WORK TO COMPLETE
Could you render the lines below as a Markdown table with the columns "Row" and "Line", numbering each row and leaving out blank lines?

SUPPLIED ENTRIES
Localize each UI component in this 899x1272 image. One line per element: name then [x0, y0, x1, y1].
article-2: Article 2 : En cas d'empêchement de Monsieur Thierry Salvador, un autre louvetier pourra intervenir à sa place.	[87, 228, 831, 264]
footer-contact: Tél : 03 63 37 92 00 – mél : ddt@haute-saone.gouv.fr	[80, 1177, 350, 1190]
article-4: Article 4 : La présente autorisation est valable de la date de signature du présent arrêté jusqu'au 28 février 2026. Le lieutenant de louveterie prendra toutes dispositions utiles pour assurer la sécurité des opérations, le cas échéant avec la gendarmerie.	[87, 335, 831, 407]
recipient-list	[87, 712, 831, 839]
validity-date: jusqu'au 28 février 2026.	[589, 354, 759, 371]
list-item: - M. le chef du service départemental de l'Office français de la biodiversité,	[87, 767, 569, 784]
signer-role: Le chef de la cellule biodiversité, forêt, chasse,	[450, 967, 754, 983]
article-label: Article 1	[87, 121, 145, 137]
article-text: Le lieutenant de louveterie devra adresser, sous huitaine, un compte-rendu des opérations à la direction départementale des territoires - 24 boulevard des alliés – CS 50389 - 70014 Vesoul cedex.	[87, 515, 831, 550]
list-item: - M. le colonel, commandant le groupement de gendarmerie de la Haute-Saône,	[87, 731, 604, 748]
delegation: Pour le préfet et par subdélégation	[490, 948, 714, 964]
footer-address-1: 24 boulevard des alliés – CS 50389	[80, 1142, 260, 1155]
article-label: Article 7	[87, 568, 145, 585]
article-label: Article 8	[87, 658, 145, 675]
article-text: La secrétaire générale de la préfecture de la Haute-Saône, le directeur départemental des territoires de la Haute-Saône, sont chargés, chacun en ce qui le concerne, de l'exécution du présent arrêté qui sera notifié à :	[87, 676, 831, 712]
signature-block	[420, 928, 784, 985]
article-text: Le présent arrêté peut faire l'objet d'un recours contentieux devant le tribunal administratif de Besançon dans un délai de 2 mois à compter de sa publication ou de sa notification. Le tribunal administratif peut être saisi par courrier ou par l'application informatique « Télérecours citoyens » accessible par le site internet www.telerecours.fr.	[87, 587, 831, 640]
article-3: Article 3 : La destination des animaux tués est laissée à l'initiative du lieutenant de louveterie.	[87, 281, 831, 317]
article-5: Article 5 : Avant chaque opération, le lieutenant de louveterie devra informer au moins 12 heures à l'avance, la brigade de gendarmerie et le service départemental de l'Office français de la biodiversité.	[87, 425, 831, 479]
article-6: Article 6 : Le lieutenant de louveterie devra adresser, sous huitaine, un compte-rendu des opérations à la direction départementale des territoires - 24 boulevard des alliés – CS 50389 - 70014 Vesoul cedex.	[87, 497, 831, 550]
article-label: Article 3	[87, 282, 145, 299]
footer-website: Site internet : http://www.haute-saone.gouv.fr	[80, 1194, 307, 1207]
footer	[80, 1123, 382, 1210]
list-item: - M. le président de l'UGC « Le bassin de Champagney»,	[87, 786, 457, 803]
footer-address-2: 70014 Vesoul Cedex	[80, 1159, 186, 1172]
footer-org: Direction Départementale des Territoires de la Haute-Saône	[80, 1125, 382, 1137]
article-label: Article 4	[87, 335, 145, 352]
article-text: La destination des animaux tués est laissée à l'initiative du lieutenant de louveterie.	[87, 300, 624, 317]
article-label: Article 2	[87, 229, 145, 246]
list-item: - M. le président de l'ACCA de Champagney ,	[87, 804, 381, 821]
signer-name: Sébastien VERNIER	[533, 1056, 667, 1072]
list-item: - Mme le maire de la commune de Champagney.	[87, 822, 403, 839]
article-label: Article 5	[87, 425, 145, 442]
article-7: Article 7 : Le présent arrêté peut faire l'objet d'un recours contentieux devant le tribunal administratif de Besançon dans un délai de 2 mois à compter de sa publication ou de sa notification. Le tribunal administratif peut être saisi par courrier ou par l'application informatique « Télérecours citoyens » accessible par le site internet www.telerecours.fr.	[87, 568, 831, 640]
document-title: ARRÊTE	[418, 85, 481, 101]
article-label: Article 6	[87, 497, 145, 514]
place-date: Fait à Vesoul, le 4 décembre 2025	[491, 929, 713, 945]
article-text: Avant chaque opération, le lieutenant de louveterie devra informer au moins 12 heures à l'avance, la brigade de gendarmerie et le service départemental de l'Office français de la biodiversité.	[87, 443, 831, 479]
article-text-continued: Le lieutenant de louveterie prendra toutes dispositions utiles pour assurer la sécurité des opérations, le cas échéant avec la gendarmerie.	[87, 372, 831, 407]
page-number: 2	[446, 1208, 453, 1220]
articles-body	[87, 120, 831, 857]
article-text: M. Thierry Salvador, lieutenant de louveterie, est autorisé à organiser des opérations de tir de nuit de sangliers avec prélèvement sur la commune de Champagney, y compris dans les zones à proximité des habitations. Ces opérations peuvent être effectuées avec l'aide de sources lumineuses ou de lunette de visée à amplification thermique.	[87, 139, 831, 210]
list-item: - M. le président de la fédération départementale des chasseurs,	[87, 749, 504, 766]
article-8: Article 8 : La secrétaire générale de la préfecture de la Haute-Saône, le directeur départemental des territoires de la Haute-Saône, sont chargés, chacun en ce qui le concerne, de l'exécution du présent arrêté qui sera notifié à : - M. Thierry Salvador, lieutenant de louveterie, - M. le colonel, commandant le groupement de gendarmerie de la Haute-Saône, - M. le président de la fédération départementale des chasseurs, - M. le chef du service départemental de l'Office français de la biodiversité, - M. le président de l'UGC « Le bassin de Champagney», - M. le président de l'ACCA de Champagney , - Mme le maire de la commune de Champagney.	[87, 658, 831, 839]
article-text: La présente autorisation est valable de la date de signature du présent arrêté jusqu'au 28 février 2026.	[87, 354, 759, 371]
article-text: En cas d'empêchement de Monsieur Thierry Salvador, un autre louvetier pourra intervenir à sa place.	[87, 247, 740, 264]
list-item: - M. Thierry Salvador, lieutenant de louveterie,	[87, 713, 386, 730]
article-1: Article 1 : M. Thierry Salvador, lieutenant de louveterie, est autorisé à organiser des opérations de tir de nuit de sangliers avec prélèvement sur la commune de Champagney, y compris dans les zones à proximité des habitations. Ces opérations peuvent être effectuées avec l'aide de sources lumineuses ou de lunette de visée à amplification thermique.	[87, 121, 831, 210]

COMPLETE ANSWER
| Row | Line |
|---|---|
| 1 | Localize each UI component in this 899x1272 image. One line per element: name then [x0, y0, x1, y1]. |
| 2 | article-2: Article 2 : En cas d'empêchement de Monsieur Thierry Salvador, un autre louvetier pourra intervenir à sa place.	[87, 228, 831, 264] |
| 3 | footer-contact: Tél : 03 63 37 92 00 – mél : ddt@haute-saone.gouv.fr	[80, 1177, 350, 1190] |
| 4 | article-4: Article 4 : La présente autorisation est valable de la date de signature du présent arrêté jusqu'au 28 février 2026. Le lieutenant de louveterie prendra toutes dispositions utiles pour assurer la sécurité des opérations, le cas échéant avec la gendarmerie.	[87, 335, 831, 407] |
| 5 | recipient-list	[87, 712, 831, 839] |
| 6 | validity-date: jusqu'au 28 février 2026.	[589, 354, 759, 371] |
| 7 | list-item: - M. le chef du service départemental de l'Office français de la biodiversité,	[87, 767, 569, 784] |
| 8 | signer-role: Le chef de la cellule biodiversité, forêt, chasse,	[450, 967, 754, 983] |
| 9 | article-label: Article 1	[87, 121, 145, 137] |
| 10 | article-text: Le lieutenant de louveterie devra adresser, sous huitaine, un compte-rendu des opérations à la direction départementale des territoires - 24 boulevard des alliés – CS 50389 - 70014 Vesoul cedex.	[87, 515, 831, 550] |
| 11 | list-item: - M. le colonel, commandant le groupement de gendarmerie de la Haute-Saône,	[87, 731, 604, 748] |
| 12 | delegation: Pour le préfet et par subdélégation	[490, 948, 714, 964] |
| 13 | footer-address-1: 24 boulevard des alliés – CS 50389	[80, 1142, 260, 1155] |
| 14 | article-label: Article 7	[87, 568, 145, 585] |
| 15 | article-label: Article 8	[87, 658, 145, 675] |
| 16 | article-text: La secrétaire générale de la préfecture de la Haute-Saône, le directeur départemental des territoires de la Haute-Saône, sont chargés, chacun en ce qui le concerne, de l'exécution du présent arrêté qui sera notifié à :	[87, 676, 831, 712] |
| 17 | signature-block	[420, 928, 784, 985] |
| 18 | article-text: Le présent arrêté peut faire l'objet d'un recours contentieux devant le tribunal administratif de Besançon dans un délai de 2 mois à compter de sa publication ou de sa notification. Le tribunal administratif peut être saisi par courrier ou par l'application informatique « Télérecours citoyens » accessible par le site internet www.telerecours.fr.	[87, 587, 831, 640] |
| 19 | article-3: Article 3 : La destination des animaux tués est laissée à l'initiative du lieutenant de louveterie.	[87, 281, 831, 317] |
| 20 | article-5: Article 5 : Avant chaque opération, le lieutenant de louveterie devra informer au moins 12 heures à l'avance, la brigade de gendarmerie et le service départemental de l'Office français de la biodiversité.	[87, 425, 831, 479] |
| 21 | article-6: Article 6 : Le lieutenant de louveterie devra adresser, sous huitaine, un compte-rendu des opérations à la direction départementale des territoires - 24 boulevard des alliés – CS 50389 - 70014 Vesoul cedex.	[87, 497, 831, 550] |
| 22 | article-label: Article 3	[87, 282, 145, 299] |
| 23 | footer-website: Site internet : http://www.haute-saone.gouv.fr	[80, 1194, 307, 1207] |
| 24 | footer	[80, 1123, 382, 1210] |
| 25 | list-item: - M. le président de l'UGC « Le bassin de Champagney»,	[87, 786, 457, 803] |
| 26 | footer-address-2: 70014 Vesoul Cedex	[80, 1159, 186, 1172] |
| 27 | footer-org: Direction Départementale des Territoires de la Haute-Saône	[80, 1125, 382, 1137] |
| 28 | article-label: Article 4	[87, 335, 145, 352] |
| 29 | article-text: La destination des animaux tués est laissée à l'initiative du lieutenant de louveterie.	[87, 300, 624, 317] |
| 30 | article-label: Article 2	[87, 229, 145, 246] |
| 31 | list-item: - M. le président de l'ACCA de Champagney ,	[87, 804, 381, 821] |
| 32 | signer-name: Sébastien VERNIER	[533, 1056, 667, 1072] |
| 33 | list-item: - Mme le maire de la commune de Champagney.	[87, 822, 403, 839] |
| 34 | article-label: Article 5	[87, 425, 145, 442] |
| 35 | article-7: Article 7 : Le présent arrêté peut faire l'objet d'un recours contentieux devant le tribunal administratif de Besançon dans un délai de 2 mois à compter de sa publication ou de sa notification. Le tribunal administratif peut être saisi par courrier ou par l'application informatique « Télérecours citoyens » accessible par le site internet www.telerecours.fr.	[87, 568, 831, 640] |
| 36 | document-title: ARRÊTE	[418, 85, 481, 101] |
| 37 | article-label: Article 6	[87, 497, 145, 514] |
| 38 | place-date: Fait à Vesoul, le 4 décembre 2025	[491, 929, 713, 945] |
| 39 | article-text: Avant chaque opération, le lieutenant de louveterie devra informer au moins 12 heures à l'avance, la brigade de gendarmerie et le service départemental de l'Office français de la biodiversité.	[87, 443, 831, 479] |
| 40 | article-text-continued: Le lieutenant de louveterie prendra toutes dispositions utiles pour assurer la sécurité des opérations, le cas échéant avec la gendarmerie.	[87, 372, 831, 407] |
| 41 | page-number: 2	[446, 1208, 453, 1220] |
| 42 | articles-body	[87, 120, 831, 857] |
| 43 | article-text: M. Thierry Salvador, lieutenant de louveterie, est autorisé à organiser des opérations de tir de nuit de sangliers avec prélèvement sur la commune de Champagney, y compris dans les zones à proximité des habitations. Ces opérations peuvent être effectuées avec l'aide de sources lumineuses ou de lunette de visée à amplification thermique.	[87, 139, 831, 210] |
| 44 | list-item: - M. le président de la fédération départementale des chasseurs,	[87, 749, 504, 766] |
| 45 | article-8: Article 8 : La secrétaire générale de la préfecture de la Haute-Saône, le directeur départemental des territoires de la Haute-Saône, sont chargés, chacun en ce qui le concerne, de l'exécution du présent arrêté qui sera notifié à : - M. Thierry Salvador, lieutenant de louveterie, - M. le colonel, commandant le groupement de gendarmerie de la Haute-Saône, - M. le président de la fédération départementale des chasseurs, - M. le chef du service départemental de l'Office français de la biodiversité, - M. le président de l'UGC « Le bassin de Champagney», - M. le président de l'ACCA de Champagney , - Mme le maire de la commune de Champagney.	[87, 658, 831, 839] |
| 46 | article-text: La présente autorisation est valable de la date de signature du présent arrêté jusqu'au 28 février 2026.	[87, 354, 759, 371] |
| 47 | article-text: En cas d'empêchement de Monsieur Thierry Salvador, un autre louvetier pourra intervenir à sa place.	[87, 247, 740, 264] |
| 48 | list-item: - M. Thierry Salvador, lieutenant de louveterie,	[87, 713, 386, 730] |
| 49 | article-1: Article 1 : M. Thierry Salvador, lieutenant de louveterie, est autorisé à organiser des opérations de tir de nuit de sangliers avec prélèvement sur la commune de Champagney, y compris dans les zones à proximité des habitations. Ces opérations peuvent être effectuées avec l'aide de sources lumineuses ou de lunette de visée à amplification thermique.	[87, 121, 831, 210] |